[Task requirements] Retype all of the data exactly as given.

Dataset rows about figures:
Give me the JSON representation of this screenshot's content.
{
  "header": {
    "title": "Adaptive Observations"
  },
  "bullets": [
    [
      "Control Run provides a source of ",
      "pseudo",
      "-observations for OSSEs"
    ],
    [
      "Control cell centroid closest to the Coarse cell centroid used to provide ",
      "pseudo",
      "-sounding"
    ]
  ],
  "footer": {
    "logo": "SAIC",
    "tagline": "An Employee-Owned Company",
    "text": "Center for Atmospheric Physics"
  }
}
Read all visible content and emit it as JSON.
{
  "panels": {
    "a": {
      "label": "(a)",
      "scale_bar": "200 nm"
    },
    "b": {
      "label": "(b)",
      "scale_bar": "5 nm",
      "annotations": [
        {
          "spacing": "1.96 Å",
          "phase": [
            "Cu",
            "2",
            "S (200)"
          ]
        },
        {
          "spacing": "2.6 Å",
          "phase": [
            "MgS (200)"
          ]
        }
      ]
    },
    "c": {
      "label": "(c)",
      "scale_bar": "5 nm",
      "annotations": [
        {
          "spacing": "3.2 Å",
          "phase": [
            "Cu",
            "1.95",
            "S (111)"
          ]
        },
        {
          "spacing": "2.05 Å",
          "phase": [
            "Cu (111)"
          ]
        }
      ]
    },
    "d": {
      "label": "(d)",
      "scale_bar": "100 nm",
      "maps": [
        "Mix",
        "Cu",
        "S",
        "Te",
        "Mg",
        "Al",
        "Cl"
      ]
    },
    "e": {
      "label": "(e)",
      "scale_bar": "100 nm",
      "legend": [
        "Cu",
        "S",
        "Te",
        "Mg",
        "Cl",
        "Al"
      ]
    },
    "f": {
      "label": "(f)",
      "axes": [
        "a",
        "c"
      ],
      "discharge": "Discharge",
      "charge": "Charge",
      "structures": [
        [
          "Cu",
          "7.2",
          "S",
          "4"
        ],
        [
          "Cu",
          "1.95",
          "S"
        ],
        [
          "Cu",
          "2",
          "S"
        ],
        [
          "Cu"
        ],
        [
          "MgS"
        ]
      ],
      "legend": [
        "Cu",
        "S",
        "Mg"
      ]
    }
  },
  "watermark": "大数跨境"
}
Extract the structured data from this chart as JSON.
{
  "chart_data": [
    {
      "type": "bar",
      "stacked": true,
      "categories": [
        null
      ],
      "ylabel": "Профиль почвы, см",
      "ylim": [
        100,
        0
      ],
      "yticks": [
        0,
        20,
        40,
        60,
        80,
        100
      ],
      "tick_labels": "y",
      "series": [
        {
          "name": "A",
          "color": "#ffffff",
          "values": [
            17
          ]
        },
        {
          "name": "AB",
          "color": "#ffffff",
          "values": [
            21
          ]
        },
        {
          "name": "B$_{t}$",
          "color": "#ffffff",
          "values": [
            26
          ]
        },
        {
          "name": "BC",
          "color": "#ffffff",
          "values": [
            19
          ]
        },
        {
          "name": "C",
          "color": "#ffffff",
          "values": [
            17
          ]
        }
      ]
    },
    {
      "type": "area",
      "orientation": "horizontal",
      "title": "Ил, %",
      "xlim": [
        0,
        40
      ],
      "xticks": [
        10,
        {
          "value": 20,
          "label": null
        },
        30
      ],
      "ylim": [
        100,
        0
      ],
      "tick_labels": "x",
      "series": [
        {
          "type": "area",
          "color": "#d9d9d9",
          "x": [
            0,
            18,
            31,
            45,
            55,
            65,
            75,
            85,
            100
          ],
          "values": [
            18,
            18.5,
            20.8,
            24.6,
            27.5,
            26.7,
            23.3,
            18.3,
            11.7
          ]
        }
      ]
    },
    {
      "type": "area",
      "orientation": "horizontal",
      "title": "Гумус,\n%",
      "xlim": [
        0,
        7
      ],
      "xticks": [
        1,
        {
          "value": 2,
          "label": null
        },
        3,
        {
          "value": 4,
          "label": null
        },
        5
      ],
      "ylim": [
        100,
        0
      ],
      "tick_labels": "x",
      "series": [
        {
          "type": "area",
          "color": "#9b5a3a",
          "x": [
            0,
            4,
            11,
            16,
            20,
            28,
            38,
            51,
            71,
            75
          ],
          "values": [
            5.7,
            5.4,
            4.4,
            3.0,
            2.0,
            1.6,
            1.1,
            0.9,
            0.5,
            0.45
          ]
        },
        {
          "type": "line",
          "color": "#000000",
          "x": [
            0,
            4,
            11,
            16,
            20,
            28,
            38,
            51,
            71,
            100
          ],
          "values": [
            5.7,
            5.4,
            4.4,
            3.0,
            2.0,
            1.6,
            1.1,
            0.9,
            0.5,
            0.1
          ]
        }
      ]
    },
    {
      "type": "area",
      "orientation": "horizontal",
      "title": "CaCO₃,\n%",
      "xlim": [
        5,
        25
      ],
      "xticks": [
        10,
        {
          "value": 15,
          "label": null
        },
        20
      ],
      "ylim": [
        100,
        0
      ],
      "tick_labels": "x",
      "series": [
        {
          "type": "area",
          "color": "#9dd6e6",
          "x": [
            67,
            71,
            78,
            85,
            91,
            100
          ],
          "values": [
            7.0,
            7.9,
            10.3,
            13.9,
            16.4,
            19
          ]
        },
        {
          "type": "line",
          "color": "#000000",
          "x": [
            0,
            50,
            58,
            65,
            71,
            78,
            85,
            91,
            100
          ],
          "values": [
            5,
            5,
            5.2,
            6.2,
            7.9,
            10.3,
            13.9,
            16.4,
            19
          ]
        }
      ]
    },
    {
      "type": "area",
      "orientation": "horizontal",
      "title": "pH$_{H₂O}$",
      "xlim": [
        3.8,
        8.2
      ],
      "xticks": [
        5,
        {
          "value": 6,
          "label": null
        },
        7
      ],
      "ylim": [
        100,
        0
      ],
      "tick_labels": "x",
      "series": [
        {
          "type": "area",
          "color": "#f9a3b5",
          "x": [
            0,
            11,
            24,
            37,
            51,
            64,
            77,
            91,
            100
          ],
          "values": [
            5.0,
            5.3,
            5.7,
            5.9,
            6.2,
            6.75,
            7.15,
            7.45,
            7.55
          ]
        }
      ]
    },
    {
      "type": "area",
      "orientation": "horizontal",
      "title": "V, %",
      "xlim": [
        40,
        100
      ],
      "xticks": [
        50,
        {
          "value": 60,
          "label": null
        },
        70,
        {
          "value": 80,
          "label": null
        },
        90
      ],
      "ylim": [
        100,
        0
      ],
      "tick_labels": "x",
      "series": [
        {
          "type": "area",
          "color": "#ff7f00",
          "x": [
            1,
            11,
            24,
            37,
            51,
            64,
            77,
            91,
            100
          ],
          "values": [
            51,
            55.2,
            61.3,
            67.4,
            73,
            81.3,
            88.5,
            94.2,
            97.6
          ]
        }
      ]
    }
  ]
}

[Final result]
Give me the JSON representation of this screenshot's content.
{
  "header": {
    "title": "Adaptive Observations"
  },
  "bullets": [
    [
      "Control Run provides a source of ",
      "pseudo",
      "-observations for OSSEs"
    ],
    [
      "Control cell centroid closest to the Coarse cell centroid used to provide ",
      "pseudo",
      "-sounding"
    ]
  ],
  "footer": {
    "logo": "SAIC",
    "tagline": "An Employee-Owned Company",
    "text": "Center for Atmospheric Physics"
  }
}
Read all visible content and emit it as JSON.
{
  "panels": {
    "a": {
      "label": "(a)",
      "scale_bar": "200 nm"
    },
    "b": {
      "label": "(b)",
      "scale_bar": "5 nm",
      "annotations": [
        {
          "spacing": "1.96 Å",
          "phase": [
            "Cu",
            "2",
            "S (200)"
          ]
        },
        {
          "spacing": "2.6 Å",
          "phase": [
            "MgS (200)"
          ]
        }
      ]
    },
    "c": {
      "label": "(c)",
      "scale_bar": "5 nm",
      "annotations": [
        {
          "spacing": "3.2 Å",
          "phase": [
            "Cu",
            "1.95",
            "S (111)"
          ]
        },
        {
          "spacing": "2.05 Å",
          "phase": [
            "Cu (111)"
          ]
        }
      ]
    },
    "d": {
      "label": "(d)",
      "scale_bar": "100 nm",
      "maps": [
        "Mix",
        "Cu",
        "S",
        "Te",
        "Mg",
        "Al",
        "Cl"
      ]
    },
    "e": {
      "label": "(e)",
      "scale_bar": "100 nm",
      "legend": [
        "Cu",
        "S",
        "Te",
        "Mg",
        "Cl",
        "Al"
      ]
    },
    "f": {
      "label": "(f)",
      "axes": [
        "a",
        "c"
      ],
      "discharge": "Discharge",
      "charge": "Charge",
      "structures": [
        [
          "Cu",
          "7.2",
          "S",
          "4"
        ],
        [
          "Cu",
          "1.95",
          "S"
        ],
        [
          "Cu",
          "2",
          "S"
        ],
        [
          "Cu"
        ],
        [
          "MgS"
        ]
      ],
      "legend": [
        "Cu",
        "S",
        "Mg"
      ]
    }
  },
  "watermark": "大数跨境"
}
Extract the structured data from this chart as JSON.
{
  "chart_data": [
    {
      "type": "bar",
      "stacked": true,
      "categories": [
        null
      ],
      "ylabel": "Профиль почвы, см",
      "ylim": [
        100,
        0
      ],
      "yticks": [
        0,
        20,
        40,
        60,
        80,
        100
      ],
      "tick_labels": "y",
      "series": [
        {
          "name": "A",
          "color": "#ffffff",
          "values": [
            17
          ]
        },
        {
          "name": "AB",
          "color": "#ffffff",
          "values": [
            21
          ]
        },
        {
          "name": "B$_{t}$",
          "color": "#ffffff",
          "values": [
            26
          ]
        },
        {
          "name": "BC",
          "color": "#ffffff",
          "values": [
            19
          ]
        },
        {
          "name": "C",
          "color": "#ffffff",
          "values": [
            17
          ]
        }
      ]
    },
    {
      "type": "area",
      "orientation": "horizontal",
      "title": "Ил, %",
      "xlim": [
        0,
        40
      ],
      "xticks": [
        10,
        {
          "value": 20,
          "label": null
        },
        30
      ],
      "ylim": [
        100,
        0
      ],
      "tick_labels": "x",
      "series": [
        {
          "type": "area",
          "color": "#d9d9d9",
          "x": [
            0,
            18,
            31,
            45,
            55,
            65,
            75,
            85,
            100
          ],
          "values": [
            18,
            18.5,
            20.8,
            24.6,
            27.5,
            26.7,
            23.3,
            18.3,
            11.7
          ]
        }
      ]
    },
    {
      "type": "area",
      "orientation": "horizontal",
      "title": "Гумус,\n%",
      "xlim": [
        0,
        7
      ],
      "xticks": [
        1,
        {
          "value": 2,
          "label": null
        },
        3,
        {
          "value": 4,
          "label": null
        },
        5
      ],
      "ylim": [
        100,
        0
      ],
      "tick_labels": "x",
      "series": [
        {
          "type": "area",
          "color": "#9b5a3a",
          "x": [
            0,
            4,
            11,
            16,
            20,
            28,
            38,
            51,
            71,
            75
          ],
          "values": [
            5.7,
            5.4,
            4.4,
            3.0,
            2.0,
            1.6,
            1.1,
            0.9,
            0.5,
            0.45
          ]
        },
        {
          "type": "line",
          "color": "#000000",
          "x": [
            0,
            4,
            11,
            16,
            20,
            28,
            38,
            51,
            71,
            100
          ],
          "values": [
            5.7,
            5.4,
            4.4,
            3.0,
            2.0,
            1.6,
            1.1,
            0.9,
            0.5,
            0.1
          ]
        }
      ]
    },
    {
      "type": "area",
      "orientation": "horizontal",
      "title": "CaCO₃,\n%",
      "xlim": [
        5,
        25
      ],
      "xticks": [
        10,
        {
          "value": 15,
          "label": null
        },
        20
      ],
      "ylim": [
        100,
        0
      ],
      "tick_labels": "x",
      "series": [
        {
          "type": "area",
          "color": "#9dd6e6",
          "x": [
            67,
            71,
            78,
            85,
            91,
            100
          ],
          "values": [
            7.0,
            7.9,
            10.3,
            13.9,
            16.4,
            19
          ]
        },
        {
          "type": "line",
          "color": "#000000",
          "x": [
            0,
            50,
            58,
            65,
            71,
            78,
            85,
            91,
            100
          ],
          "values": [
            5,
            5,
            5.2,
            6.2,
            7.9,
            10.3,
            13.9,
            16.4,
            19
          ]
        }
      ]
    },
    {
      "type": "area",
      "orientation": "horizontal",
      "title": "pH$_{H₂O}$",
      "xlim": [
        3.8,
        8.2
      ],
      "xticks": [
        5,
        {
          "value": 6,
          "label": null
        },
        7
      ],
      "ylim": [
        100,
        0
      ],
      "tick_labels": "x",
      "series": [
        {
          "type": "area",
          "color": "#f9a3b5",
          "x": [
            0,
            11,
            24,
            37,
            51,
            64,
            77,
            91,
            100
          ],
          "values": [
            5.0,
            5.3,
            5.7,
            5.9,
            6.2,
            6.75,
            7.15,
            7.45,
            7.55
          ]
        }
      ]
    },
    {
      "type": "area",
      "orientation": "horizontal",
      "title": "V, %",
      "xlim": [
        40,
        100
      ],
      "xticks": [
        50,
        {
          "value": 60,
          "label": null
        },
        70,
        {
          "value": 80,
          "label": null
        },
        90
      ],
      "ylim": [
        100,
        0
      ],
      "tick_labels": "x",
      "series": [
        {
          "type": "area",
          "color": "#ff7f00",
          "x": [
            1,
            11,
            24,
            37,
            51,
            64,
            77,
            91,
            100
          ],
          "values": [
            51,
            55.2,
            61.3,
            67.4,
            73,
            81.3,
            88.5,
            94.2,
            97.6
          ]
        }
      ]
    }
  ]
}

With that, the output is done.